**EXERCISE DESCRIPTION**. Skip the images and copy each record exactly as written.

---------------

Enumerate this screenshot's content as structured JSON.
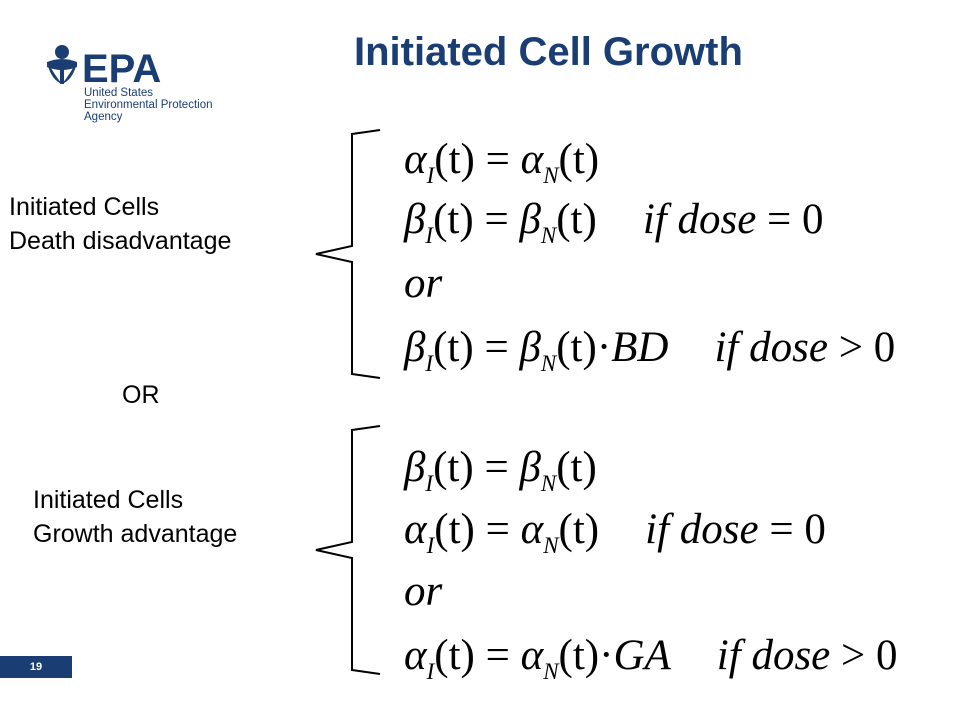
{
  "header": {
    "logo": {
      "mark": "EPA",
      "lines": [
        "United States",
        "Environmental Protection",
        "Agency"
      ],
      "color": "#1a3e73"
    },
    "title": "Initiated Cell Growth"
  },
  "section_top": {
    "label_line1": "Initiated Cells",
    "label_line2": "Death disadvantage"
  },
  "separator": "OR",
  "section_bottom": {
    "label_line1": "Initiated Cells",
    "label_line2": "Growth advantage"
  },
  "symbols": {
    "alpha": "α",
    "beta": "β",
    "sub_I": "I",
    "sub_N": "N",
    "t_arg": "(t)",
    "equals": " = ",
    "cdot": "·",
    "if": "if",
    "dose": "dose",
    "eq_zero": " = 0",
    "gt_zero": " > 0",
    "or": "or",
    "BD": "BD",
    "GA": "GA"
  },
  "footer": {
    "slide_number": "19"
  },
  "colors": {
    "accent": "#1a3e73",
    "text": "#000000",
    "background": "#ffffff"
  }
}
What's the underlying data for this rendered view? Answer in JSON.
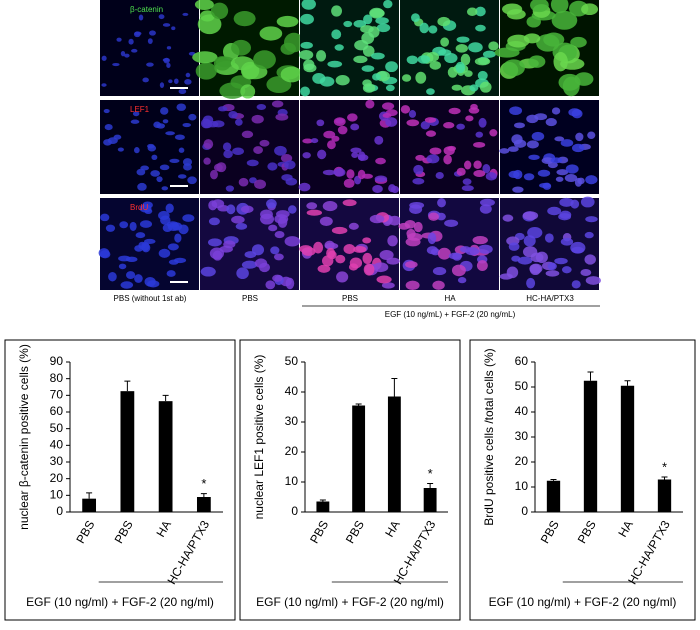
{
  "micrographs": {
    "row_labels": [
      "β-catenin",
      "LEF1",
      "BrdU"
    ],
    "column_labels": [
      "PBS (without 1st ab)",
      "PBS",
      "PBS",
      "HA",
      "HC-HA/PTX3"
    ],
    "group_label": "EGF (10 ng/mL) + FGF-2 (20 ng/mL)"
  },
  "chart_data": [
    {
      "type": "bar",
      "y_label": "nuclear β-catenin positive cells (%)",
      "categories": [
        "PBS",
        "PBS",
        "HA",
        "HC-HA/PTX3"
      ],
      "values": [
        8,
        72.5,
        66.5,
        9
      ],
      "errors": [
        3.5,
        6,
        3.5,
        2
      ],
      "color": "#000000",
      "ylim": [
        0,
        90
      ],
      "yticks": [
        0,
        10,
        20,
        30,
        40,
        50,
        60,
        70,
        80,
        90
      ],
      "annotation": "*",
      "group_label": "EGF (10 ng/ml) + FGF-2 (20 ng/ml)"
    },
    {
      "type": "bar",
      "y_label": "nuclear LEF1 positive cells (%)",
      "categories": [
        "PBS",
        "PBS",
        "HA",
        "HC-HA/PTX3"
      ],
      "values": [
        3.5,
        35.5,
        38.5,
        8
      ],
      "errors": [
        0.5,
        0.5,
        6,
        1.5
      ],
      "color": "#000000",
      "ylim": [
        0,
        50
      ],
      "yticks": [
        0,
        10,
        20,
        30,
        40,
        50
      ],
      "annotation": "*",
      "group_label": "EGF (10 ng/ml) + FGF-2 (20 ng/ml)"
    },
    {
      "type": "bar",
      "y_label": "BrdU positive cells /total cells (%)",
      "categories": [
        "PBS",
        "PBS",
        "HA",
        "HC-HA/PTX3"
      ],
      "values": [
        12.5,
        52.5,
        50.5,
        13
      ],
      "errors": [
        0.5,
        3.5,
        2,
        1
      ],
      "color": "#000000",
      "ylim": [
        0,
        60
      ],
      "yticks": [
        0,
        10,
        20,
        30,
        40,
        50,
        60
      ],
      "annotation": "*",
      "group_label": "EGF (10 ng/ml) + FGF-2 (20 ng/ml)"
    }
  ]
}
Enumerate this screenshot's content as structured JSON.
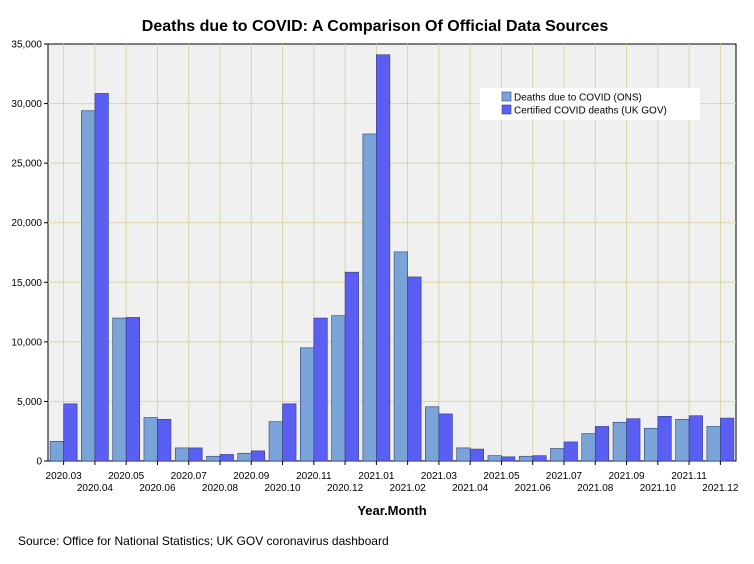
{
  "chart_data": {
    "type": "bar",
    "title": "Deaths due to COVID: A Comparison Of Official Data Sources",
    "xlabel": "Year.Month",
    "ylabel": "",
    "ylim": [
      0,
      35000
    ],
    "yticks": [
      0,
      5000,
      10000,
      15000,
      20000,
      25000,
      30000,
      35000
    ],
    "ytick_labels": [
      "0",
      "5,000",
      "10,000",
      "15,000",
      "20,000",
      "25,000",
      "30,000",
      "35,000"
    ],
    "grid": true,
    "legend_position": "top-right",
    "categories": [
      "2020.03",
      "2020.04",
      "2020.05",
      "2020.06",
      "2020.07",
      "2020.08",
      "2020.09",
      "2020.10",
      "2020.11",
      "2020.12",
      "2021.01",
      "2021.02",
      "2021.03",
      "2021.04",
      "2021.05",
      "2021.06",
      "2021.07",
      "2021.08",
      "2021.09",
      "2021.10",
      "2021.11",
      "2021.12"
    ],
    "series": [
      {
        "name": "Deaths due to COVID (ONS)",
        "color": "#7aa3d8",
        "values": [
          1650,
          29400,
          12000,
          3650,
          1100,
          400,
          650,
          3300,
          9500,
          12200,
          27450,
          17550,
          4550,
          1100,
          450,
          400,
          1050,
          2300,
          3250,
          2750,
          3500,
          2900
        ]
      },
      {
        "name": "Certified COVID deaths (UK GOV)",
        "color": "#5a5ef2",
        "values": [
          4800,
          30850,
          12050,
          3500,
          1100,
          550,
          850,
          4800,
          12000,
          15850,
          34100,
          15450,
          3950,
          1000,
          350,
          450,
          1600,
          2900,
          3550,
          3750,
          3800,
          3600
        ]
      }
    ]
  },
  "source_text": "Source: Office for National Statistics; UK GOV coronavirus dashboard"
}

---------------

**RESULT FOR THIS EXERCISE**.
Enumerate this screenshot's content as structured JSON.
{
  "header": {
    "logo": {
      "mark": "EPA",
      "lines": [
        "United States",
        "Environmental Protection",
        "Agency"
      ],
      "color": "#1a3e73"
    },
    "title": "Initiated Cell Growth"
  },
  "section_top": {
    "label_line1": "Initiated Cells",
    "label_line2": "Death disadvantage"
  },
  "separator": "OR",
  "section_bottom": {
    "label_line1": "Initiated Cells",
    "label_line2": "Growth advantage"
  },
  "symbols": {
    "alpha": "α",
    "beta": "β",
    "sub_I": "I",
    "sub_N": "N",
    "t_arg": "(t)",
    "equals": " = ",
    "cdot": "·",
    "if": "if",
    "dose": "dose",
    "eq_zero": " = 0",
    "gt_zero": " > 0",
    "or": "or",
    "BD": "BD",
    "GA": "GA"
  },
  "footer": {
    "slide_number": "19"
  },
  "colors": {
    "accent": "#1a3e73",
    "text": "#000000",
    "background": "#ffffff"
  }
}
What's the underlying data for this rendered view? Answer in JSON.
{
  "micrographs": {
    "row_labels": [
      "β-catenin",
      "LEF1",
      "BrdU"
    ],
    "column_labels": [
      "PBS (without 1st ab)",
      "PBS",
      "PBS",
      "HA",
      "HC-HA/PTX3"
    ],
    "group_label": "EGF (10 ng/mL) + FGF-2 (20 ng/mL)"
  },
  "chart_data": [
    {
      "type": "bar",
      "y_label": "nuclear β-catenin positive cells (%)",
      "categories": [
        "PBS",
        "PBS",
        "HA",
        "HC-HA/PTX3"
      ],
      "values": [
        8,
        72.5,
        66.5,
        9
      ],
      "errors": [
        3.5,
        6,
        3.5,
        2
      ],
      "color": "#000000",
      "ylim": [
        0,
        90
      ],
      "yticks": [
        0,
        10,
        20,
        30,
        40,
        50,
        60,
        70,
        80,
        90
      ],
      "annotation": "*",
      "group_label": "EGF (10 ng/ml) + FGF-2 (20 ng/ml)"
    },
    {
      "type": "bar",
      "y_label": "nuclear LEF1 positive cells (%)",
      "categories": [
        "PBS",
        "PBS",
        "HA",
        "HC-HA/PTX3"
      ],
      "values": [
        3.5,
        35.5,
        38.5,
        8
      ],
      "errors": [
        0.5,
        0.5,
        6,
        1.5
      ],
      "color": "#000000",
      "ylim": [
        0,
        50
      ],
      "yticks": [
        0,
        10,
        20,
        30,
        40,
        50
      ],
      "annotation": "*",
      "group_label": "EGF (10 ng/ml) + FGF-2 (20 ng/ml)"
    },
    {
      "type": "bar",
      "y_label": "BrdU positive cells /total cells (%)",
      "categories": [
        "PBS",
        "PBS",
        "HA",
        "HC-HA/PTX3"
      ],
      "values": [
        12.5,
        52.5,
        50.5,
        13
      ],
      "errors": [
        0.5,
        3.5,
        2,
        1
      ],
      "color": "#000000",
      "ylim": [
        0,
        60
      ],
      "yticks": [
        0,
        10,
        20,
        30,
        40,
        50,
        60
      ],
      "annotation": "*",
      "group_label": "EGF (10 ng/ml) + FGF-2 (20 ng/ml)"
    }
  ]
}
Enumerate this screenshot's content as structured JSON.
{
  "chart_data": {
    "type": "bar",
    "title": "Deaths due to COVID: A Comparison Of Official Data Sources",
    "xlabel": "Year.Month",
    "ylabel": "",
    "ylim": [
      0,
      35000
    ],
    "yticks": [
      0,
      5000,
      10000,
      15000,
      20000,
      25000,
      30000,
      35000
    ],
    "ytick_labels": [
      "0",
      "5,000",
      "10,000",
      "15,000",
      "20,000",
      "25,000",
      "30,000",
      "35,000"
    ],
    "grid": true,
    "legend_position": "top-right",
    "categories": [
      "2020.03",
      "2020.04",
      "2020.05",
      "2020.06",
      "2020.07",
      "2020.08",
      "2020.09",
      "2020.10",
      "2020.11",
      "2020.12",
      "2021.01",
      "2021.02",
      "2021.03",
      "2021.04",
      "2021.05",
      "2021.06",
      "2021.07",
      "2021.08",
      "2021.09",
      "2021.10",
      "2021.11",
      "2021.12"
    ],
    "series": [
      {
        "name": "Deaths due to COVID (ONS)",
        "color": "#7aa3d8",
        "values": [
          1650,
          29400,
          12000,
          3650,
          1100,
          400,
          650,
          3300,
          9500,
          12200,
          27450,
          17550,
          4550,
          1100,
          450,
          400,
          1050,
          2300,
          3250,
          2750,
          3500,
          2900
        ]
      },
      {
        "name": "Certified COVID deaths (UK GOV)",
        "color": "#5a5ef2",
        "values": [
          4800,
          30850,
          12050,
          3500,
          1100,
          550,
          850,
          4800,
          12000,
          15850,
          34100,
          15450,
          3950,
          1000,
          350,
          450,
          1600,
          2900,
          3550,
          3750,
          3800,
          3600
        ]
      }
    ]
  },
  "source_text": "Source: Office for National Statistics; UK GOV coronavirus dashboard"
}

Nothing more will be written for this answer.